_Aim of the exercise_
Reproduce verbatim every line of the items from the line containing "addresses-heading: controller Addresses" through the end of the items, including both of those lines.

_Records provided_
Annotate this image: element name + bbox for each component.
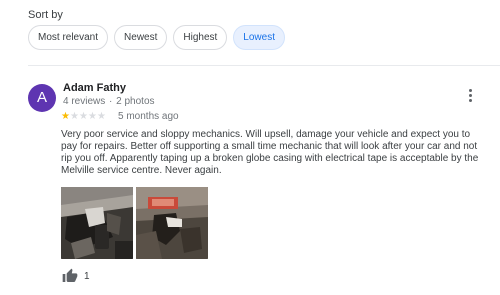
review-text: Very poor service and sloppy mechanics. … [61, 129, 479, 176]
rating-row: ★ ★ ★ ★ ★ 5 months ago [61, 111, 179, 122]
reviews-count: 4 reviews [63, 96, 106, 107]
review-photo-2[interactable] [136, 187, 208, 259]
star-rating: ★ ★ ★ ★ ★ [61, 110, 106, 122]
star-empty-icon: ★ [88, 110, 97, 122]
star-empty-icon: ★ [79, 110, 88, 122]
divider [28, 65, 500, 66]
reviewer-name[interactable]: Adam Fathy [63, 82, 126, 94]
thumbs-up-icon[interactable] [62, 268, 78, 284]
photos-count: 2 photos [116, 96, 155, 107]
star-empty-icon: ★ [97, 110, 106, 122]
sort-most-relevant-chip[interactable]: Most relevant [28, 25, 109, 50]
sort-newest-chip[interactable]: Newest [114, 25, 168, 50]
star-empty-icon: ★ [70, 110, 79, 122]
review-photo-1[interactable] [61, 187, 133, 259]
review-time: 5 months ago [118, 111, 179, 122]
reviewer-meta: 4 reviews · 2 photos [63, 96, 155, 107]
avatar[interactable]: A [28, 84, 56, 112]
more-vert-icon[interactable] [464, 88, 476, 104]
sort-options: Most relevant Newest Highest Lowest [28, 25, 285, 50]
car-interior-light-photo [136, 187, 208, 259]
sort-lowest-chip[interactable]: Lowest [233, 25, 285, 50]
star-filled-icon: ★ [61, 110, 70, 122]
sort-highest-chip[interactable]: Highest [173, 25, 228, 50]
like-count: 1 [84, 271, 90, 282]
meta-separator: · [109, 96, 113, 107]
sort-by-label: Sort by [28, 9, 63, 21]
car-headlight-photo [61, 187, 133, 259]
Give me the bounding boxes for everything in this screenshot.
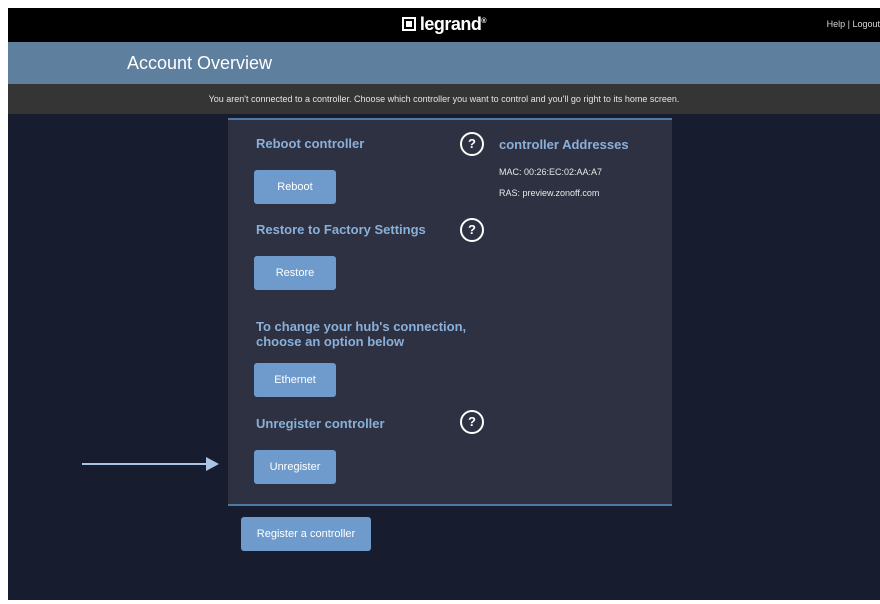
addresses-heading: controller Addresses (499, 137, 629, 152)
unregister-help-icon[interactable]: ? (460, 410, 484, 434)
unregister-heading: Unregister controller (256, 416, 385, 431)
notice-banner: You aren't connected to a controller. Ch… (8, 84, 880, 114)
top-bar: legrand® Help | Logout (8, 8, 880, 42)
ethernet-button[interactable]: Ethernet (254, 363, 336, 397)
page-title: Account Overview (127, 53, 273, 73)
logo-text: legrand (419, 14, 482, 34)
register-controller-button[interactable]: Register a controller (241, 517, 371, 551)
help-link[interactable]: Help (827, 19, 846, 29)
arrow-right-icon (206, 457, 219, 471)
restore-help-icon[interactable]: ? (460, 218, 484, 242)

_Worked answer_
addresses-heading: controller Addresses (499, 137, 629, 152)
unregister-help-icon[interactable]: ? (460, 410, 484, 434)
unregister-heading: Unregister controller (256, 416, 385, 431)
notice-banner: You aren't connected to a controller. Ch… (8, 84, 880, 114)
top-bar: legrand® Help | Logout (8, 8, 880, 42)
ethernet-button[interactable]: Ethernet (254, 363, 336, 397)
page-title: Account Overview (127, 53, 273, 73)
logo-text: legrand (419, 14, 482, 34)
register-controller-button[interactable]: Register a controller (241, 517, 371, 551)
help-link[interactable]: Help (827, 19, 846, 29)
arrow-right-icon (206, 457, 219, 471)
restore-help-icon[interactable]: ? (460, 218, 484, 242)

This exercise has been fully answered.